**ESTRATTO DELLA FONTE:**

Pelé abbraccia Amarildo dopo la vittoria finale nel Mundial 1962
Gli anni sessanta furono gli anni di Uccellino Kurt Hamrin, per gli altri stranieri ci fu poca gloria. Perfino un campione come Ramon Lojacono passò in second’ordine, e finì per essere una meteora. Nel 1967, le cose però cambiarono. La Fiorentina ye ye di Baglini puntava sui giovani, vendette Hamrin al Milan e acquistò dai rossoneri il ventisettenne talento Amarildo Tavares da Silveira, detto Amarildo, campione del mondo con il Brasile nel 1962, attaccante di Fluminense, Botafogo e Milan, appunto, con il quale però aveva vinto soltanto una Coppa Italia.
Amarildo era già un personaggio di quelli che fanno la leggenda del calcio. Nel 1962, all’inizio dei mondiali cileni, si fece male la Perla Nera, il giovane riconosciuto incontrastato numero uno del calcio carioca e mondiale, Edson Arantes do Nascimiento, altrimenti detto Pelé.

**MATERIALE FORNITO:**
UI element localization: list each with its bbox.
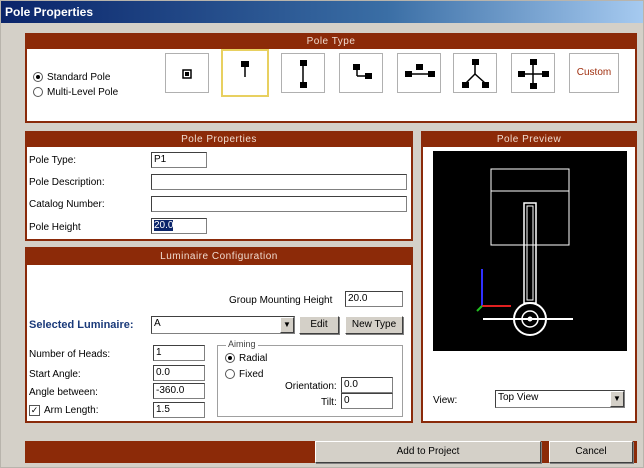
radial-label: Radial [239,353,268,364]
twin-90-type-button[interactable] [339,53,383,93]
radial-radio[interactable]: Radial [225,353,267,364]
tilt-label: Tilt: [321,397,337,408]
single-arm-type-button[interactable] [221,49,269,97]
cancel-button[interactable]: Cancel [549,441,633,463]
catalog-number-field[interactable] [151,196,407,212]
window-title: Pole Properties [1,1,643,23]
catalog-number-label: Catalog Number: [29,199,105,210]
triple-y-type-button[interactable] [453,53,497,93]
pole-height-value: 20.0 [154,220,174,231]
triple-horizontal-icon [405,64,435,77]
pole-height-field[interactable]: 20.0 [151,218,207,234]
radio-indicator [225,369,235,380]
radio-indicator [33,87,43,98]
pole-type-field[interactable]: P1 [151,152,207,168]
heads-field[interactable]: 1 [153,345,205,361]
group-height-label: Group Mounting Height [229,295,333,306]
radio-indicator [225,353,235,364]
pole-properties-header: Pole Properties [27,133,411,147]
single-head-type-button[interactable] [165,53,209,93]
orientation-label: Orientation: [285,381,337,392]
pole-type-header: Pole Type [27,35,635,49]
pole-preview-canvas [433,151,627,351]
arm-length-checkbox[interactable]: ✓ Arm Length: [29,405,98,416]
new-type-button[interactable]: New Type [345,316,403,334]
pole-height-label: Pole Height [29,222,81,233]
angle-between-field[interactable]: -360.0 [153,383,205,399]
custom-label: Custom [576,67,612,78]
luminaire-config-header: Luminaire Configuration [27,249,411,265]
tilt-field[interactable]: 0 [341,393,393,409]
luminaire-value: A [154,318,161,329]
arm-length-field[interactable]: 1.5 [153,402,205,418]
custom-type-button[interactable]: Custom [569,53,619,93]
pole-description-label: Pole Description: [29,177,105,188]
fixed-radio[interactable]: Fixed [225,369,263,380]
selected-luminaire-label: Selected Luminaire: [29,319,134,331]
multi-level-pole-radio[interactable]: Multi-Level Pole [33,87,118,98]
fixed-label: Fixed [239,369,264,380]
twin-vertical-icon [300,60,307,88]
arm-length-label: Arm Length: [44,405,99,417]
chevron-down-icon[interactable]: ▼ [610,391,624,407]
start-angle-label: Start Angle: [29,369,81,380]
view-select[interactable]: Top View ▼ [495,390,625,408]
check-icon: ✓ [29,405,40,416]
pole-description-field[interactable] [151,174,407,190]
radio-indicator [33,72,43,83]
chevron-down-icon[interactable]: ▼ [280,317,294,333]
twin-90-icon [353,64,372,79]
heads-label: Number of Heads: [29,349,111,360]
single-head-icon [182,69,192,79]
orientation-field[interactable]: 0.0 [341,377,393,393]
twin-vertical-type-button[interactable] [281,53,325,93]
quad-cross-type-button[interactable] [511,53,555,93]
luminaire-select[interactable]: A ▼ [151,316,295,334]
pole-properties-window: Pole Properties Pole Type Standard Pole … [0,0,644,468]
standard-pole-label: Standard Pole [47,72,111,83]
group-height-field[interactable]: 20.0 [345,291,403,307]
angle-between-label: Angle between: [29,387,98,398]
triple-y-icon [462,59,489,88]
view-value: Top View [498,392,539,403]
quad-cross-icon [518,59,549,89]
triple-horizontal-type-button[interactable] [397,53,441,93]
aiming-legend: Aiming [226,339,258,349]
pole-type-label: Pole Type: [29,155,77,166]
pole-preview-header: Pole Preview [423,133,635,147]
single-arm-icon [241,61,249,77]
start-angle-field[interactable]: 0.0 [153,365,205,381]
multi-level-pole-label: Multi-Level Pole [47,87,119,98]
add-to-project-button[interactable]: Add to Project [315,441,541,463]
edit-button[interactable]: Edit [299,316,339,334]
standard-pole-radio[interactable]: Standard Pole [33,72,110,83]
view-label: View: [433,395,458,406]
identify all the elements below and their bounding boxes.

**CONSEGNA:** Continua il brano su Amarildo e la Fiorentina, riprendendo subito dopo la frase sull'infortunio di Pelé ai mondiali cileni.

**SOLUZIONE:**
Poco male, il Brasile dell’epoca era una tale fucina di talenti che il CT Moreira trovò subito il sostituto nel giovane (anche lui) talento del Botafogo Amarildo. Come andò lo sanno tutti, passeggiata del Brasile e secondo titolo mondiale consecutivo. L’anno dopo Amarildo fu ingaggiato dal Milan, non prima però di aver compiuto un gesto eclatante.
Nel maggio 1963 il Brasile campione del mondo venne in Italia a giocare una amichevole contro gli azzurri, a San Siro. Fu la storica partita in cui il terzino Giovanni Trapattoni non fece vedere palla alla Perla Nera, che aveva ripreso il suo posto da titolare, e l’Italia finì per vincere 3-0. Ad un certo punto Moreira provò a mischiare le carte, e disse ad Amarildo di alzarsi dalla panchina e scaldarsi. Amarildo rispose no, lui era il vero campione del mondo e non ci stava a fare da riserva nemmeno a Pelè. A cui non portò mai rispetto, anni dopo, chiestogli chi fosse il più grande di tutti i tempi tra Pelè e Maradona, rispose senza esitazioni: Garrincha.
Di Amarildo milanista si ricorda poco, la gloria italiana per lui arrivò a Firenze, dove vinse lo scudetto nel 1968-69, componente essenziale del trio d’attacco formato anche da Maraschi e Chiarugi. In 62 presenze Amarildo segnò 16 reti, prima di passare alla Roma. Suo è anche il record dei cartellini rossi, 10, uno dei giocatori non-difensivi più sanzionati nella storia del calcio italiano. Forse per questo la sua carriera viola durò solo tre anni. Una squadra che aveva già Cavallo Pazzo Chiarugi, non poteva permettersi anche le sue intemperanze.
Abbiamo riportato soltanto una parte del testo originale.